### Exercise aim
Below are some entries. Copy each line that holds the string "labels".

#### Material to process

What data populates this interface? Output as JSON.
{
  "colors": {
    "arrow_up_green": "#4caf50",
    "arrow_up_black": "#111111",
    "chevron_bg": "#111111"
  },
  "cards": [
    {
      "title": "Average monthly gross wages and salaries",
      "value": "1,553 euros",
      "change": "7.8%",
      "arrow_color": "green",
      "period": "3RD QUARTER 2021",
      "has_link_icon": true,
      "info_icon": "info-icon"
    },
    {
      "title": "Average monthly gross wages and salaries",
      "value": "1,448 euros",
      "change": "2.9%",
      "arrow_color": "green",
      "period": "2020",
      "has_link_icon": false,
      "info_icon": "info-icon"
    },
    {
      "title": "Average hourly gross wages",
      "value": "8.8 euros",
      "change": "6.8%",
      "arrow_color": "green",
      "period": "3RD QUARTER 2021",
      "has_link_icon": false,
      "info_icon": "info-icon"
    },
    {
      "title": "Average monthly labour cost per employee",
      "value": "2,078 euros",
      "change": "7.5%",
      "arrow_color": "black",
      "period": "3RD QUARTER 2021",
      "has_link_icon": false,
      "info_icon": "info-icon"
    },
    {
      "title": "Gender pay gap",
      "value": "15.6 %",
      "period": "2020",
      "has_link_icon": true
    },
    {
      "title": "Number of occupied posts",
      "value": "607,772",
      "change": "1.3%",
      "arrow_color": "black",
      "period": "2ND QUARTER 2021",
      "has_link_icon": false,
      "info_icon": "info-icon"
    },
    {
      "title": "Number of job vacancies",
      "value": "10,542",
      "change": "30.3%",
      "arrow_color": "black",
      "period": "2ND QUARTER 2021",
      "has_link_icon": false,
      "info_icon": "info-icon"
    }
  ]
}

########
#### Material to process

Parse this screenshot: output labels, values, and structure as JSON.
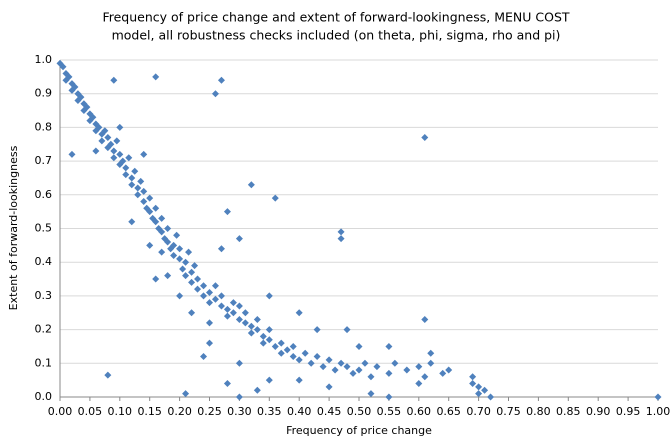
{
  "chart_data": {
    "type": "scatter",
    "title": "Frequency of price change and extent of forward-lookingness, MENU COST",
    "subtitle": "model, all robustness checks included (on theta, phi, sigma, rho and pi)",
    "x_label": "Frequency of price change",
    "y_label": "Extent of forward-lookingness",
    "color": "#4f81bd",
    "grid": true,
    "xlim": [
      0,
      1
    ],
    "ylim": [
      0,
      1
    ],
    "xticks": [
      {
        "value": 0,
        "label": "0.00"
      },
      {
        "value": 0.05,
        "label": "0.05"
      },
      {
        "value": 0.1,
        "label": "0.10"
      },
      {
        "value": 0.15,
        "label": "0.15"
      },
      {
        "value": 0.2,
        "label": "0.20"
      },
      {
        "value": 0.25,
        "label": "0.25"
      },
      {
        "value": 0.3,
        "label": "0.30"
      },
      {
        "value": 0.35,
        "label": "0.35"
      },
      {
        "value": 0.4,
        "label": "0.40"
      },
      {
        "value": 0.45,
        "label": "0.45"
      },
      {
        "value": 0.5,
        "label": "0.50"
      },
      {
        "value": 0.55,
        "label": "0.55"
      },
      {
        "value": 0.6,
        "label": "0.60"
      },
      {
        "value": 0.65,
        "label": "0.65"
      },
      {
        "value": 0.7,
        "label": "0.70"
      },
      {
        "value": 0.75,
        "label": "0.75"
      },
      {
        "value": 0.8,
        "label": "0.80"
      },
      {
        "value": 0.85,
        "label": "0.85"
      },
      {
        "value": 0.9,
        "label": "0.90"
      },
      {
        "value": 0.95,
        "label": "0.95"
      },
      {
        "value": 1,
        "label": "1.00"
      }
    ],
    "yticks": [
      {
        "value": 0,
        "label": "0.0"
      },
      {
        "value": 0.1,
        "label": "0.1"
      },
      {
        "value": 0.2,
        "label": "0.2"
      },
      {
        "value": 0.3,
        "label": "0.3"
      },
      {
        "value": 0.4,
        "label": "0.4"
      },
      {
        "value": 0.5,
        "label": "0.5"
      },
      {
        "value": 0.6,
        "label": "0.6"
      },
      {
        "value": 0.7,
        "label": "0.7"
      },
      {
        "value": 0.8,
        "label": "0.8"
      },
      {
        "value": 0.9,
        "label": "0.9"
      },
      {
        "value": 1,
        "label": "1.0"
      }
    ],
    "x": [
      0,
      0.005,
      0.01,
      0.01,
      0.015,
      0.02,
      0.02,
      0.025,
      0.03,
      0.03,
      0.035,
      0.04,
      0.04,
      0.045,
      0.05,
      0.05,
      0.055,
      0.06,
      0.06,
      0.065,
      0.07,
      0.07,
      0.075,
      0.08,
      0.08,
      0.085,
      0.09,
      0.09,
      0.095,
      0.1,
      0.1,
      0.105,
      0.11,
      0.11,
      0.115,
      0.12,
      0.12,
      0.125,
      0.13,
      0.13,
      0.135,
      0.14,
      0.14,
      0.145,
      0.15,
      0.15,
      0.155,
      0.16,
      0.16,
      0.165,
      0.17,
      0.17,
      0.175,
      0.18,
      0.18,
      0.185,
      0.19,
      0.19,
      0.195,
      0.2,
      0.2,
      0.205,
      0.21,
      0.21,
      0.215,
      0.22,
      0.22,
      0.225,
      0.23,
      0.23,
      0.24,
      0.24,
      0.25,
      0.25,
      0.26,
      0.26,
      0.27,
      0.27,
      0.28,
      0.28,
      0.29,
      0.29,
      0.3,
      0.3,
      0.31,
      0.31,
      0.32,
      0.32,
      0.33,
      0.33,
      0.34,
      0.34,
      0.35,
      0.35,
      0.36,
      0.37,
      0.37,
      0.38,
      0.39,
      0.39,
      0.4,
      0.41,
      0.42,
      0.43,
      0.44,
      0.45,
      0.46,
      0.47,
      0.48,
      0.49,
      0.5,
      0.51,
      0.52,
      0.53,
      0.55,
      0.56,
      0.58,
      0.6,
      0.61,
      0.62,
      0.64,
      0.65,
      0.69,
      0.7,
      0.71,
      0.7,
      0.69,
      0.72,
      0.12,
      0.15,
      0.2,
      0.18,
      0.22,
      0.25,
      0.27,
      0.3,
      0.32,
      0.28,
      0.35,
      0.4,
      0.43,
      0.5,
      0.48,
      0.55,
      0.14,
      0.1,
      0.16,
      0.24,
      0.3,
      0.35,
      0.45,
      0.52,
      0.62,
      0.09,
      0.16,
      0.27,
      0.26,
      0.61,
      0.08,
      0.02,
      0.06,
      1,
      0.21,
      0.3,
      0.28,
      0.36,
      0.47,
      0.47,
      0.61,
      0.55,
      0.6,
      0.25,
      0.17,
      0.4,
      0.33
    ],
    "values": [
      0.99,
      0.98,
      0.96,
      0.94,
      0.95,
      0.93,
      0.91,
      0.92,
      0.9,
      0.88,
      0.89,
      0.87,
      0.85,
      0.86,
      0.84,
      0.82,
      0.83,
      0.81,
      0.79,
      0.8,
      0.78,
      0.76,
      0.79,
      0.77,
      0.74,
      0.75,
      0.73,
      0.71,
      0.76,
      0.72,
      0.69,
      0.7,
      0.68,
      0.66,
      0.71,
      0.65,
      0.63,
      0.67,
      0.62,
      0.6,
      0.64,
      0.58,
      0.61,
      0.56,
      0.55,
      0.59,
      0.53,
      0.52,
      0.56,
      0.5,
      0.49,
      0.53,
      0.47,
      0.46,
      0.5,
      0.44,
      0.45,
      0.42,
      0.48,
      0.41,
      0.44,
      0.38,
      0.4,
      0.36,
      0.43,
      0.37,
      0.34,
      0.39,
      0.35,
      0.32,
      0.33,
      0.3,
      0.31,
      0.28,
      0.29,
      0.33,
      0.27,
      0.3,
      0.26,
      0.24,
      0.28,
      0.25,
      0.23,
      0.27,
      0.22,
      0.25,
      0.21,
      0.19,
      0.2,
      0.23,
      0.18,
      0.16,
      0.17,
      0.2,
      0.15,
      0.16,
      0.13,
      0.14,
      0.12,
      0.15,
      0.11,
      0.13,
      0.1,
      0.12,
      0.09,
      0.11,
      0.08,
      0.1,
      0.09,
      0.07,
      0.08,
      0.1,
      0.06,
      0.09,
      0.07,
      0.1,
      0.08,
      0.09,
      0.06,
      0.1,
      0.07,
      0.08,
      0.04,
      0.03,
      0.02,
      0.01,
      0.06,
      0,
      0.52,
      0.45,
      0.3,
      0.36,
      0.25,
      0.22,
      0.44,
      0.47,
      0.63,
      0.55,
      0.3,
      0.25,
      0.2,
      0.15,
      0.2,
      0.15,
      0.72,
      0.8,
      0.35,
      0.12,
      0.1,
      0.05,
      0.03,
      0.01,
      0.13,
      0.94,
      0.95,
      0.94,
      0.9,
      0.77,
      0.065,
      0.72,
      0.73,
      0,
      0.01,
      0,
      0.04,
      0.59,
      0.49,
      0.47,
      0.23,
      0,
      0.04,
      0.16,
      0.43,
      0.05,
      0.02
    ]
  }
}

########
#### Material to process

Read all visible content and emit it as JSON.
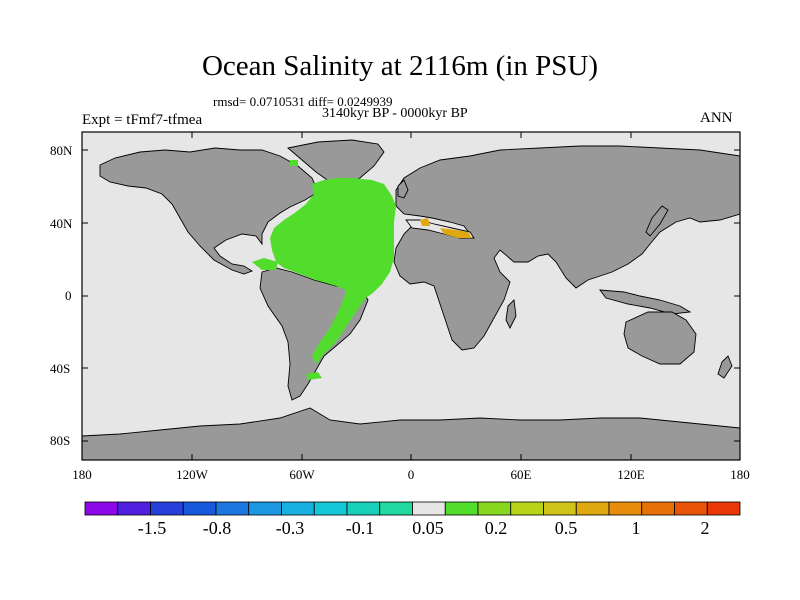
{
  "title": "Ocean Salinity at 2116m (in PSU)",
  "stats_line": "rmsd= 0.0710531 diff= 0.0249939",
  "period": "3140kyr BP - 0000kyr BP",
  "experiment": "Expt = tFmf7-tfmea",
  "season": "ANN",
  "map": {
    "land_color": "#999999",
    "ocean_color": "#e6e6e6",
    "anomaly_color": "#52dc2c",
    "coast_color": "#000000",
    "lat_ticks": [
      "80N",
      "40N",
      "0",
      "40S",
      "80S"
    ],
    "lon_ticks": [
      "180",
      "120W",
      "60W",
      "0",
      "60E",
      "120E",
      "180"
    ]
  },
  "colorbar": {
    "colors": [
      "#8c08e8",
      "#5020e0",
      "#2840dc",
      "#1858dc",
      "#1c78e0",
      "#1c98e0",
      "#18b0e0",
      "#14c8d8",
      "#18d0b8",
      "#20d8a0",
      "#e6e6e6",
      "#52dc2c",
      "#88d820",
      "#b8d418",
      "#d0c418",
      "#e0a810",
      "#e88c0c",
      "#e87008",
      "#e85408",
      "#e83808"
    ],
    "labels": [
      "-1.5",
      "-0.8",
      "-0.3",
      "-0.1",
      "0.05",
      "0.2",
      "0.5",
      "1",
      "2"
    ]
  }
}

########

### Answer below
Parse this screenshot: output labels, values, and structure as JSON.
    "labels": [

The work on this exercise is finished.